* WHAT IS NEEDED *
Transcribe the lines below verbatim, skipping the images.

____

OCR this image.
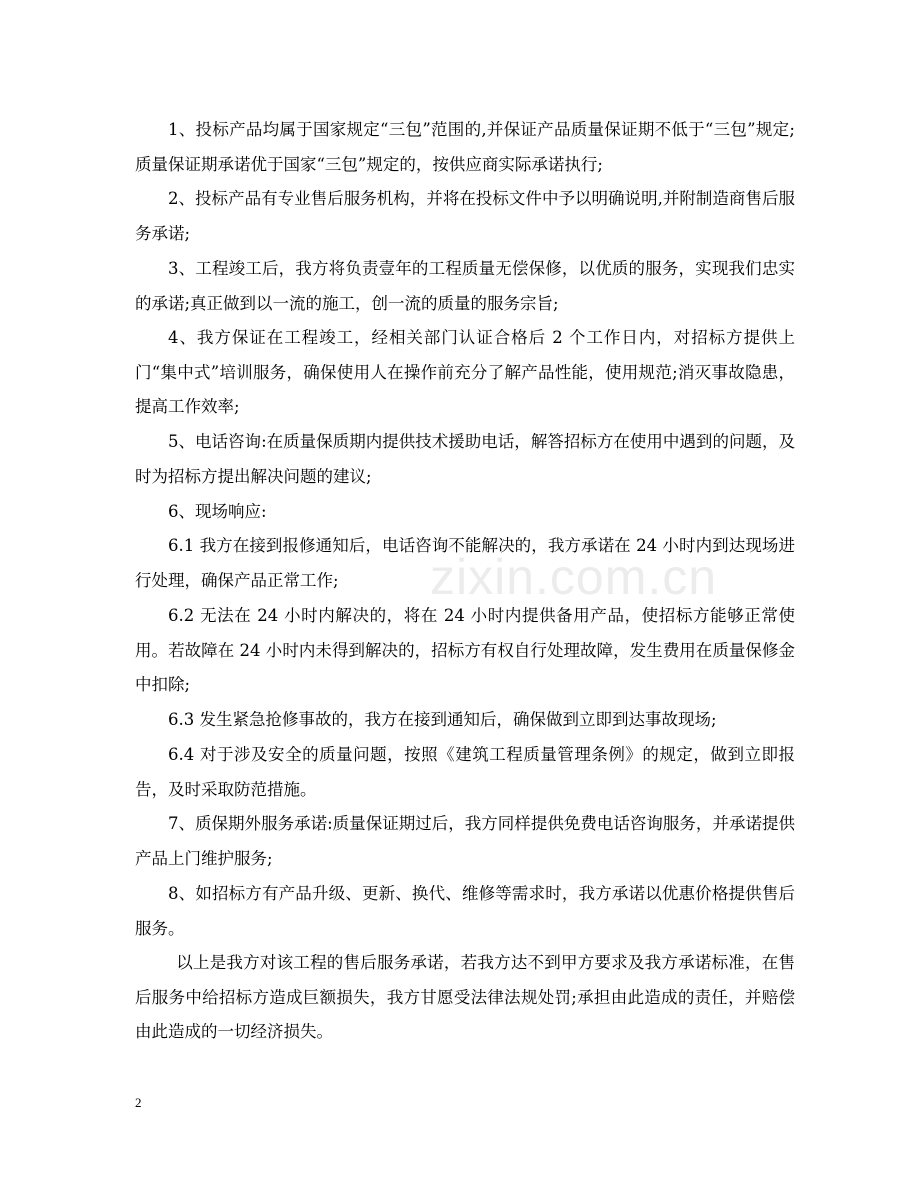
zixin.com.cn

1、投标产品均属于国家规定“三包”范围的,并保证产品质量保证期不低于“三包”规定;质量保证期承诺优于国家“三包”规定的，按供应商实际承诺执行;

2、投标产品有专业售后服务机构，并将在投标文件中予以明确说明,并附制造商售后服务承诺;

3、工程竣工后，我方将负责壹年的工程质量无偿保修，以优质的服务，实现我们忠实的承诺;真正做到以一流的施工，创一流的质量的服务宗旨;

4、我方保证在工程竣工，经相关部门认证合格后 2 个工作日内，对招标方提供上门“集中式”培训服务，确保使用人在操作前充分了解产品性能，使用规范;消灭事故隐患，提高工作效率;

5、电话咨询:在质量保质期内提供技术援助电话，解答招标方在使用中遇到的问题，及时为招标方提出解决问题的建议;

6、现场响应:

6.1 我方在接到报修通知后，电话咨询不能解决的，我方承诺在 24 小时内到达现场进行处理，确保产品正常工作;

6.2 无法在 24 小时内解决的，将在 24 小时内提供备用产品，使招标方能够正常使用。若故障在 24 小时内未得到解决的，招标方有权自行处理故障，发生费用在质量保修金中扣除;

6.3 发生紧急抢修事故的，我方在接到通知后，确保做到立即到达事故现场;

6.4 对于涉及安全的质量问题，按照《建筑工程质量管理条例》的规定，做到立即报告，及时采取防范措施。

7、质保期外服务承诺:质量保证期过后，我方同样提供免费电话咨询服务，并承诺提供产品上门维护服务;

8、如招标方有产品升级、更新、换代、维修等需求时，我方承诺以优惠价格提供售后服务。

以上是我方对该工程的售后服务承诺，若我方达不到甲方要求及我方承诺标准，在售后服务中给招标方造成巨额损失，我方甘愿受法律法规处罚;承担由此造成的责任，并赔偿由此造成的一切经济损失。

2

____

* WRITTEN ANSWER *
OCR this image.
zixin.com.cn

1、投标产品均属于国家规定“三包”范围的,并保证产品质量保证期不低于“三包”规定;质量保证期承诺优于国家“三包”规定的，按供应商实际承诺执行;

2、投标产品有专业售后服务机构，并将在投标文件中予以明确说明,并附制造商售后服务承诺;

3、工程竣工后，我方将负责壹年的工程质量无偿保修，以优质的服务，实现我们忠实的承诺;真正做到以一流的施工，创一流的质量的服务宗旨;

4、我方保证在工程竣工，经相关部门认证合格后 2 个工作日内，对招标方提供上门“集中式”培训服务，确保使用人在操作前充分了解产品性能，使用规范;消灭事故隐患，提高工作效率;

5、电话咨询:在质量保质期内提供技术援助电话，解答招标方在使用中遇到的问题，及时为招标方提出解决问题的建议;

6、现场响应:

6.1 我方在接到报修通知后，电话咨询不能解决的，我方承诺在 24 小时内到达现场进行处理，确保产品正常工作;

6.2 无法在 24 小时内解决的，将在 24 小时内提供备用产品，使招标方能够正常使用。若故障在 24 小时内未得到解决的，招标方有权自行处理故障，发生费用在质量保修金中扣除;

6.3 发生紧急抢修事故的，我方在接到通知后，确保做到立即到达事故现场;

6.4 对于涉及安全的质量问题，按照《建筑工程质量管理条例》的规定，做到立即报告，及时采取防范措施。

7、质保期外服务承诺:质量保证期过后，我方同样提供免费电话咨询服务，并承诺提供产品上门维护服务;

8、如招标方有产品升级、更新、换代、维修等需求时，我方承诺以优惠价格提供售后服务。

以上是我方对该工程的售后服务承诺，若我方达不到甲方要求及我方承诺标准，在售后服务中给招标方造成巨额损失，我方甘愿受法律法规处罚;承担由此造成的责任，并赔偿由此造成的一切经济损失。

2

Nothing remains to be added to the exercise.